(Data items)
+--
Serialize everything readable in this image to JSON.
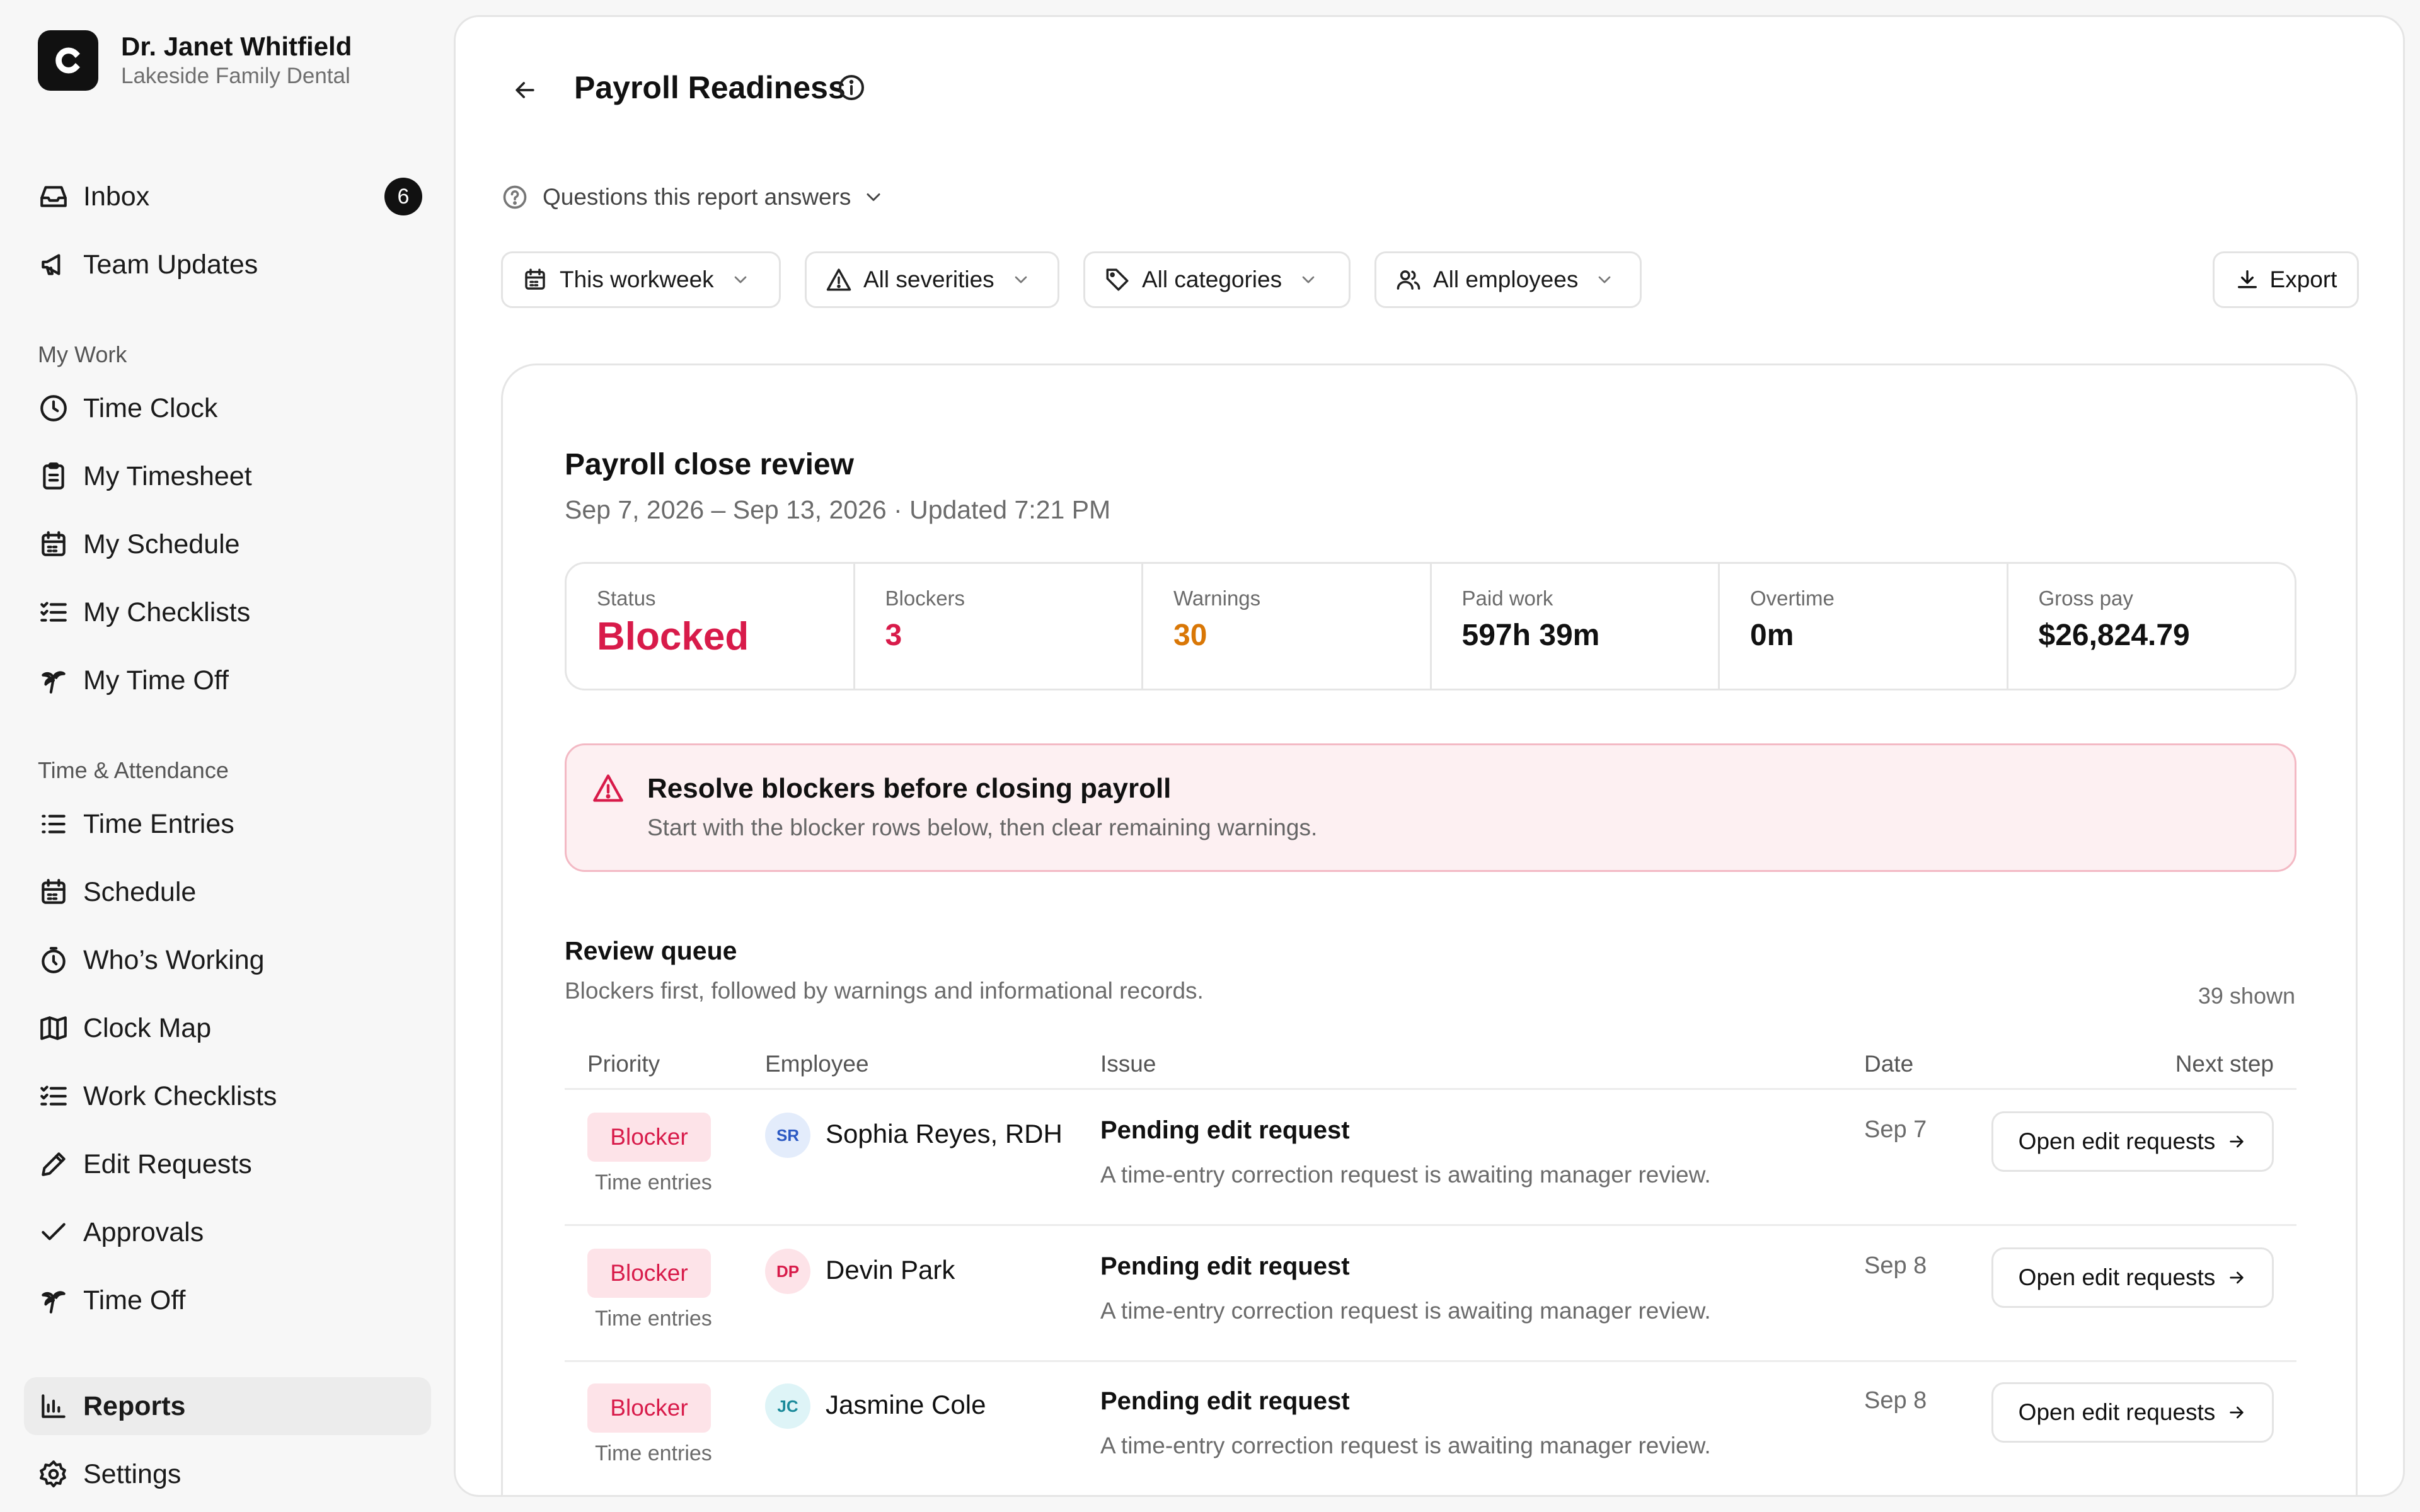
{
  "account": {
    "name": "Dr. Janet Whitfield",
    "org": "Lakeside Family Dental",
    "logo_letter": "C"
  },
  "nav": {
    "top": [
      {
        "label": "Inbox",
        "icon": "inbox-icon",
        "badge": "6"
      },
      {
        "label": "Team Updates",
        "icon": "megaphone-icon"
      }
    ],
    "my_work_label": "My Work",
    "my_work": [
      {
        "label": "Time Clock",
        "icon": "clock-icon"
      },
      {
        "label": "My Timesheet",
        "icon": "clipboard-icon"
      },
      {
        "label": "My Schedule",
        "icon": "calendar-icon"
      },
      {
        "label": "My Checklists",
        "icon": "checklist-icon"
      },
      {
        "label": "My Time Off",
        "icon": "palm-tree-icon"
      }
    ],
    "ta_label": "Time & Attendance",
    "time_attendance": [
      {
        "label": "Time Entries",
        "icon": "list-icon"
      },
      {
        "label": "Schedule",
        "icon": "calendar-icon"
      },
      {
        "label": "Who’s Working",
        "icon": "stopwatch-icon"
      },
      {
        "label": "Clock Map",
        "icon": "map-icon"
      },
      {
        "label": "Work Checklists",
        "icon": "checklist-icon"
      },
      {
        "label": "Edit Requests",
        "icon": "pencil-icon"
      },
      {
        "label": "Approvals",
        "icon": "check-icon"
      },
      {
        "label": "Time Off",
        "icon": "palm-tree-icon"
      }
    ],
    "bottom": [
      {
        "label": "Reports",
        "icon": "bar-chart-icon",
        "active": true
      },
      {
        "label": "Settings",
        "icon": "gear-icon"
      }
    ]
  },
  "header": {
    "title": "Payroll Readiness"
  },
  "questions_label": "Questions this report answers",
  "filters": {
    "period": "This workweek",
    "severity": "All severities",
    "category": "All categories",
    "employees": "All employees",
    "export": "Export"
  },
  "report": {
    "title": "Payroll close review",
    "subtitle": "Sep 7, 2026 – Sep 13, 2026 · Updated 7:21 PM",
    "stats": [
      {
        "label": "Status",
        "value": "Blocked",
        "color": "#d81b4a"
      },
      {
        "label": "Blockers",
        "value": "3",
        "color": "#d81b4a"
      },
      {
        "label": "Warnings",
        "value": "30",
        "color": "#d97706"
      },
      {
        "label": "Paid work",
        "value": "597h 39m",
        "color": "#111111"
      },
      {
        "label": "Overtime",
        "value": "0m",
        "color": "#111111"
      },
      {
        "label": "Gross pay",
        "value": "$26,824.79",
        "color": "#111111"
      }
    ],
    "alert": {
      "title": "Resolve blockers before closing payroll",
      "body": "Start with the blocker rows below, then clear remaining warnings."
    }
  },
  "queue": {
    "title": "Review queue",
    "subtitle": "Blockers first, followed by warnings and informational records.",
    "count": "39 shown",
    "columns": {
      "priority": "Priority",
      "employee": "Employee",
      "issue": "Issue",
      "date": "Date",
      "next": "Next step"
    },
    "rows": [
      {
        "priority": "Blocker",
        "category": "Time entries",
        "initials": "SR",
        "avatar_bg": "#e3ecfb",
        "avatar_fg": "#2b59c3",
        "employee": "Sophia Reyes, RDH",
        "issue": "Pending edit request",
        "desc": "A time-entry correction request is awaiting manager review.",
        "date": "Sep 7",
        "action": "Open edit requests"
      },
      {
        "priority": "Blocker",
        "category": "Time entries",
        "initials": "DP",
        "avatar_bg": "#fde3e8",
        "avatar_fg": "#d81b4a",
        "employee": "Devin Park",
        "issue": "Pending edit request",
        "desc": "A time-entry correction request is awaiting manager review.",
        "date": "Sep 8",
        "action": "Open edit requests"
      },
      {
        "priority": "Blocker",
        "category": "Time entries",
        "initials": "JC",
        "avatar_bg": "#def4f7",
        "avatar_fg": "#1b8a9a",
        "employee": "Jasmine Cole",
        "issue": "Pending edit request",
        "desc": "A time-entry correction request is awaiting manager review.",
        "date": "Sep 8",
        "action": "Open edit requests"
      }
    ]
  }
}
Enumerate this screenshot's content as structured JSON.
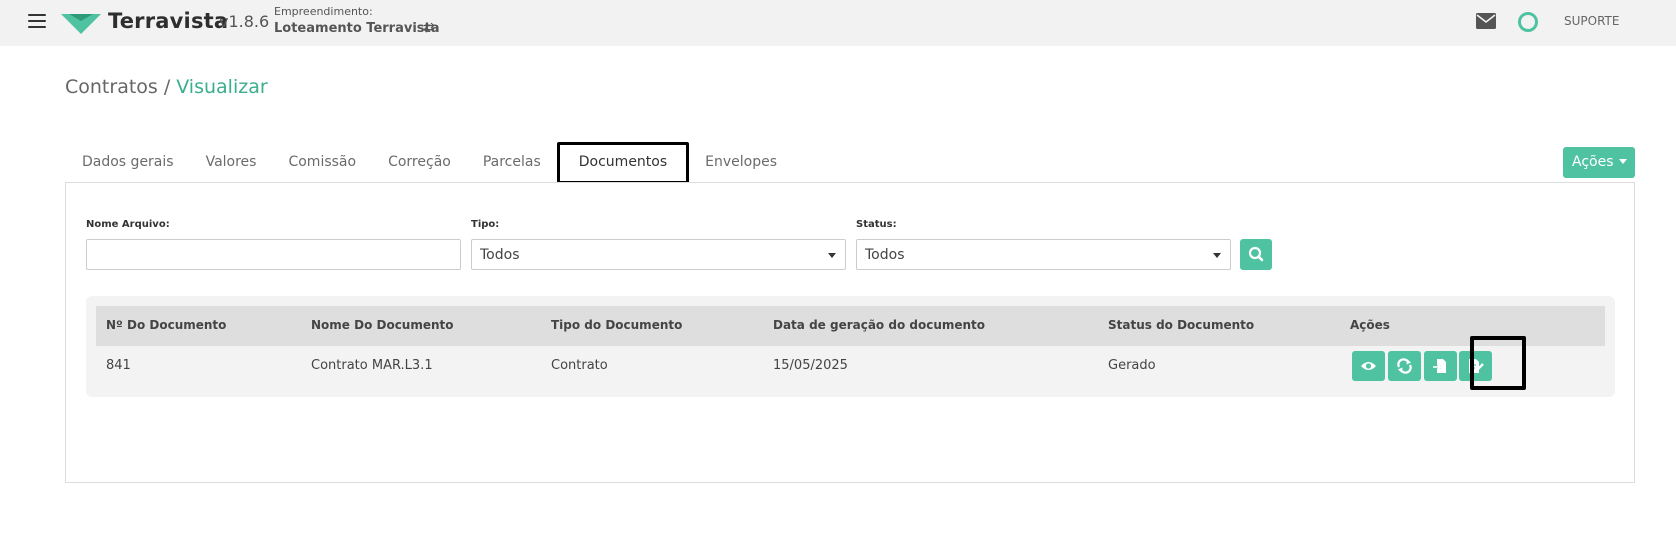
+--
§ **WHAT YOU NEED TO DO**: Reproduce the material above verbatim; omit every picture.

§ **TASK OUTPUT**:
Serialize everything readable in this image to JSON.
{
  "account": {
    "name": "Dr. Janet Whitfield",
    "org": "Lakeside Family Dental",
    "logo_letter": "C"
  },
  "nav": {
    "top": [
      {
        "label": "Inbox",
        "icon": "inbox-icon",
        "badge": "6"
      },
      {
        "label": "Team Updates",
        "icon": "megaphone-icon"
      }
    ],
    "my_work_label": "My Work",
    "my_work": [
      {
        "label": "Time Clock",
        "icon": "clock-icon"
      },
      {
        "label": "My Timesheet",
        "icon": "clipboard-icon"
      },
      {
        "label": "My Schedule",
        "icon": "calendar-icon"
      },
      {
        "label": "My Checklists",
        "icon": "checklist-icon"
      },
      {
        "label": "My Time Off",
        "icon": "palm-tree-icon"
      }
    ],
    "ta_label": "Time & Attendance",
    "time_attendance": [
      {
        "label": "Time Entries",
        "icon": "list-icon"
      },
      {
        "label": "Schedule",
        "icon": "calendar-icon"
      },
      {
        "label": "Who’s Working",
        "icon": "stopwatch-icon"
      },
      {
        "label": "Clock Map",
        "icon": "map-icon"
      },
      {
        "label": "Work Checklists",
        "icon": "checklist-icon"
      },
      {
        "label": "Edit Requests",
        "icon": "pencil-icon"
      },
      {
        "label": "Approvals",
        "icon": "check-icon"
      },
      {
        "label": "Time Off",
        "icon": "palm-tree-icon"
      }
    ],
    "bottom": [
      {
        "label": "Reports",
        "icon": "bar-chart-icon",
        "active": true
      },
      {
        "label": "Settings",
        "icon": "gear-icon"
      }
    ]
  },
  "header": {
    "title": "Payroll Readiness"
  },
  "questions_label": "Questions this report answers",
  "filters": {
    "period": "This workweek",
    "severity": "All severities",
    "category": "All categories",
    "employees": "All employees",
    "export": "Export"
  },
  "report": {
    "title": "Payroll close review",
    "subtitle": "Sep 7, 2026 – Sep 13, 2026 · Updated 7:21 PM",
    "stats": [
      {
        "label": "Status",
        "value": "Blocked",
        "color": "#d81b4a"
      },
      {
        "label": "Blockers",
        "value": "3",
        "color": "#d81b4a"
      },
      {
        "label": "Warnings",
        "value": "30",
        "color": "#d97706"
      },
      {
        "label": "Paid work",
        "value": "597h 39m",
        "color": "#111111"
      },
      {
        "label": "Overtime",
        "value": "0m",
        "color": "#111111"
      },
      {
        "label": "Gross pay",
        "value": "$26,824.79",
        "color": "#111111"
      }
    ],
    "alert": {
      "title": "Resolve blockers before closing payroll",
      "body": "Start with the blocker rows below, then clear remaining warnings."
    }
  },
  "queue": {
    "title": "Review queue",
    "subtitle": "Blockers first, followed by warnings and informational records.",
    "count": "39 shown",
    "columns": {
      "priority": "Priority",
      "employee": "Employee",
      "issue": "Issue",
      "date": "Date",
      "next": "Next step"
    },
    "rows": [
      {
        "priority": "Blocker",
        "category": "Time entries",
        "initials": "SR",
        "avatar_bg": "#e3ecfb",
        "avatar_fg": "#2b59c3",
        "employee": "Sophia Reyes, RDH",
        "issue": "Pending edit request",
        "desc": "A time-entry correction request is awaiting manager review.",
        "date": "Sep 7",
        "action": "Open edit requests"
      },
      {
        "priority": "Blocker",
        "category": "Time entries",
        "initials": "DP",
        "avatar_bg": "#fde3e8",
        "avatar_fg": "#d81b4a",
        "employee": "Devin Park",
        "issue": "Pending edit request",
        "desc": "A time-entry correction request is awaiting manager review.",
        "date": "Sep 8",
        "action": "Open edit requests"
      },
      {
        "priority": "Blocker",
        "category": "Time entries",
        "initials": "JC",
        "avatar_bg": "#def4f7",
        "avatar_fg": "#1b8a9a",
        "employee": "Jasmine Cole",
        "issue": "Pending edit request",
        "desc": "A time-entry correction request is awaiting manager review.",
        "date": "Sep 8",
        "action": "Open edit requests"
      }
    ]
  }
}
Enumerate this screenshot's content as structured JSON.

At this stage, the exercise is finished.